Copy every record exactly, and keep the pictures out.

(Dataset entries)

**********

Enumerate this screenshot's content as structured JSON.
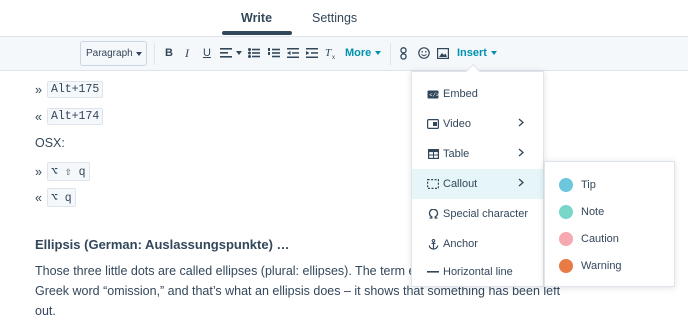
{
  "tabs": {
    "write": "Write",
    "settings": "Settings"
  },
  "toolbar": {
    "paragraph": "Paragraph",
    "bold": "B",
    "italic": "I",
    "underline": "U",
    "more": "More",
    "insert": "Insert"
  },
  "content": {
    "lines": [
      {
        "prefix": "»",
        "key": "Alt+175"
      },
      {
        "prefix": "«",
        "key": "Alt+174"
      },
      {
        "text": "OSX:"
      },
      {
        "prefix": "»",
        "key": "⌥ ⇧ q"
      },
      {
        "prefix": "«",
        "key": "⌥ q"
      }
    ],
    "heading": "Ellipsis (German: Auslassungspunkte) …",
    "paragraph_lines": [
      "Those three little dots are called ellipses (plural: ellipses). The term ell",
      "Greek word “omission,” and that’s what an ellipsis does – it shows that something has been left",
      "out."
    ]
  },
  "insert_menu": {
    "items": [
      {
        "label": "Embed",
        "icon": "embed-icon",
        "submenu": false
      },
      {
        "label": "Video",
        "icon": "video-icon",
        "submenu": true
      },
      {
        "label": "Table",
        "icon": "table-icon",
        "submenu": true
      },
      {
        "label": "Callout",
        "icon": "callout-icon",
        "submenu": true,
        "active": true
      },
      {
        "label": "Special character",
        "icon": "omega-icon",
        "submenu": false
      },
      {
        "label": "Anchor",
        "icon": "anchor-icon",
        "submenu": false
      },
      {
        "label": "Horizontal line",
        "icon": "horizontal-line-icon",
        "submenu": false
      }
    ]
  },
  "callout_menu": {
    "items": [
      {
        "label": "Tip",
        "color": "#6cc7dc"
      },
      {
        "label": "Note",
        "color": "#7ad6c9"
      },
      {
        "label": "Caution",
        "color": "#f5a9b0"
      },
      {
        "label": "Warning",
        "color": "#e87a45"
      }
    ]
  },
  "colors": {
    "accent": "#0091ae",
    "text": "#33475b",
    "active_bg": "#e5f5f8"
  }
}
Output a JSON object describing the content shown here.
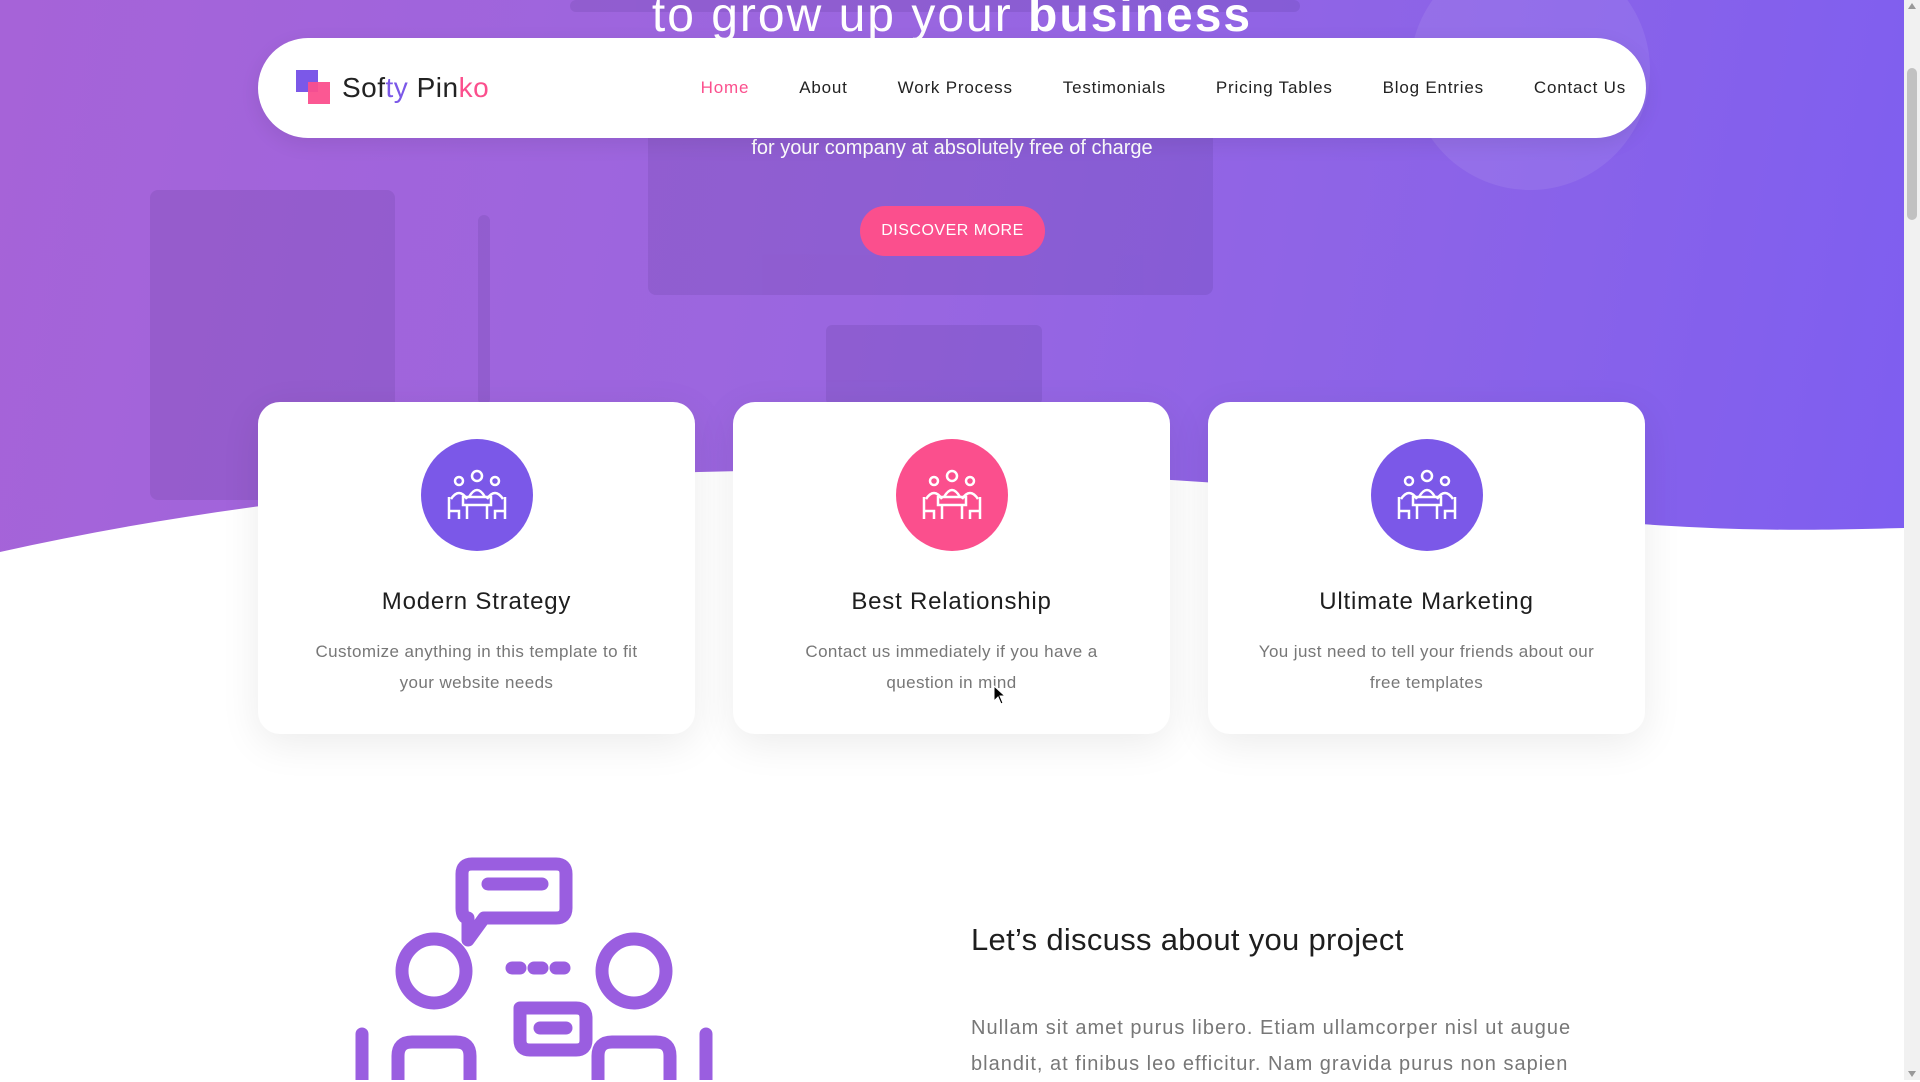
{
  "hero": {
    "title_prefix": "to grow up your",
    "title_bold": "business",
    "subtitle": "for your company at absolutely free of charge",
    "cta_label": "DISCOVER MORE"
  },
  "nav": {
    "logo_part1": "Sof",
    "logo_part2": "ty",
    "logo_part3": " Pin",
    "logo_part4": "ko",
    "items": [
      {
        "label": "Home",
        "active": true
      },
      {
        "label": "About"
      },
      {
        "label": "Work Process"
      },
      {
        "label": "Testimonials"
      },
      {
        "label": "Pricing Tables"
      },
      {
        "label": "Blog Entries"
      },
      {
        "label": "Contact Us"
      }
    ]
  },
  "features": [
    {
      "title": "Modern Strategy",
      "text": "Customize anything in this template to fit your website needs",
      "icon": "meeting-icon",
      "color": "#7b58e8"
    },
    {
      "title": "Best Relationship",
      "text": "Contact us immediately if you have a question in mind",
      "icon": "meeting-icon",
      "color": "#fb4f8d"
    },
    {
      "title": "Ultimate Marketing",
      "text": "You just need to tell your friends about our free templates",
      "icon": "meeting-icon",
      "color": "#7b58e8"
    }
  ],
  "about": {
    "title": "Let’s discuss about you project",
    "text": "Nullam sit amet purus libero. Etiam ullamcorper nisl ut augue blandit, at finibus leo efficitur. Nam gravida purus non sapien"
  },
  "colors": {
    "primary": "#7b58e8",
    "accent": "#fb4f8d"
  }
}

**********

:: Complete answer ::
Enumerate this screenshot's content as structured JSON.
{
  "tabs": {
    "write": "Write",
    "settings": "Settings"
  },
  "toolbar": {
    "paragraph": "Paragraph",
    "bold": "B",
    "italic": "I",
    "underline": "U",
    "more": "More",
    "insert": "Insert"
  },
  "content": {
    "lines": [
      {
        "prefix": "»",
        "key": "Alt+175"
      },
      {
        "prefix": "«",
        "key": "Alt+174"
      },
      {
        "text": "OSX:"
      },
      {
        "prefix": "»",
        "key": "⌥ ⇧ q"
      },
      {
        "prefix": "«",
        "key": "⌥ q"
      }
    ],
    "heading": "Ellipsis (German: Auslassungspunkte) …",
    "paragraph_lines": [
      "Those three little dots are called ellipses (plural: ellipses). The term ell",
      "Greek word “omission,” and that’s what an ellipsis does – it shows that something has been left",
      "out."
    ]
  },
  "insert_menu": {
    "items": [
      {
        "label": "Embed",
        "icon": "embed-icon",
        "submenu": false
      },
      {
        "label": "Video",
        "icon": "video-icon",
        "submenu": true
      },
      {
        "label": "Table",
        "icon": "table-icon",
        "submenu": true
      },
      {
        "label": "Callout",
        "icon": "callout-icon",
        "submenu": true,
        "active": true
      },
      {
        "label": "Special character",
        "icon": "omega-icon",
        "submenu": false
      },
      {
        "label": "Anchor",
        "icon": "anchor-icon",
        "submenu": false
      },
      {
        "label": "Horizontal line",
        "icon": "horizontal-line-icon",
        "submenu": false
      }
    ]
  },
  "callout_menu": {
    "items": [
      {
        "label": "Tip",
        "color": "#6cc7dc"
      },
      {
        "label": "Note",
        "color": "#7ad6c9"
      },
      {
        "label": "Caution",
        "color": "#f5a9b0"
      },
      {
        "label": "Warning",
        "color": "#e87a45"
      }
    ]
  },
  "colors": {
    "accent": "#0091ae",
    "text": "#33475b",
    "active_bg": "#e5f5f8"
  }
}
Output a JSON object describing the content shown here.
{
  "hero": {
    "title_prefix": "to grow up your",
    "title_bold": "business",
    "subtitle": "for your company at absolutely free of charge",
    "cta_label": "DISCOVER MORE"
  },
  "nav": {
    "logo_part1": "Sof",
    "logo_part2": "ty",
    "logo_part3": " Pin",
    "logo_part4": "ko",
    "items": [
      {
        "label": "Home",
        "active": true
      },
      {
        "label": "About"
      },
      {
        "label": "Work Process"
      },
      {
        "label": "Testimonials"
      },
      {
        "label": "Pricing Tables"
      },
      {
        "label": "Blog Entries"
      },
      {
        "label": "Contact Us"
      }
    ]
  },
  "features": [
    {
      "title": "Modern Strategy",
      "text": "Customize anything in this template to fit your website needs",
      "icon": "meeting-icon",
      "color": "#7b58e8"
    },
    {
      "title": "Best Relationship",
      "text": "Contact us immediately if you have a question in mind",
      "icon": "meeting-icon",
      "color": "#fb4f8d"
    },
    {
      "title": "Ultimate Marketing",
      "text": "You just need to tell your friends about our free templates",
      "icon": "meeting-icon",
      "color": "#7b58e8"
    }
  ],
  "about": {
    "title": "Let’s discuss about you project",
    "text": "Nullam sit amet purus libero. Etiam ullamcorper nisl ut augue blandit, at finibus leo efficitur. Nam gravida purus non sapien"
  },
  "colors": {
    "primary": "#7b58e8",
    "accent": "#fb4f8d"
  }
}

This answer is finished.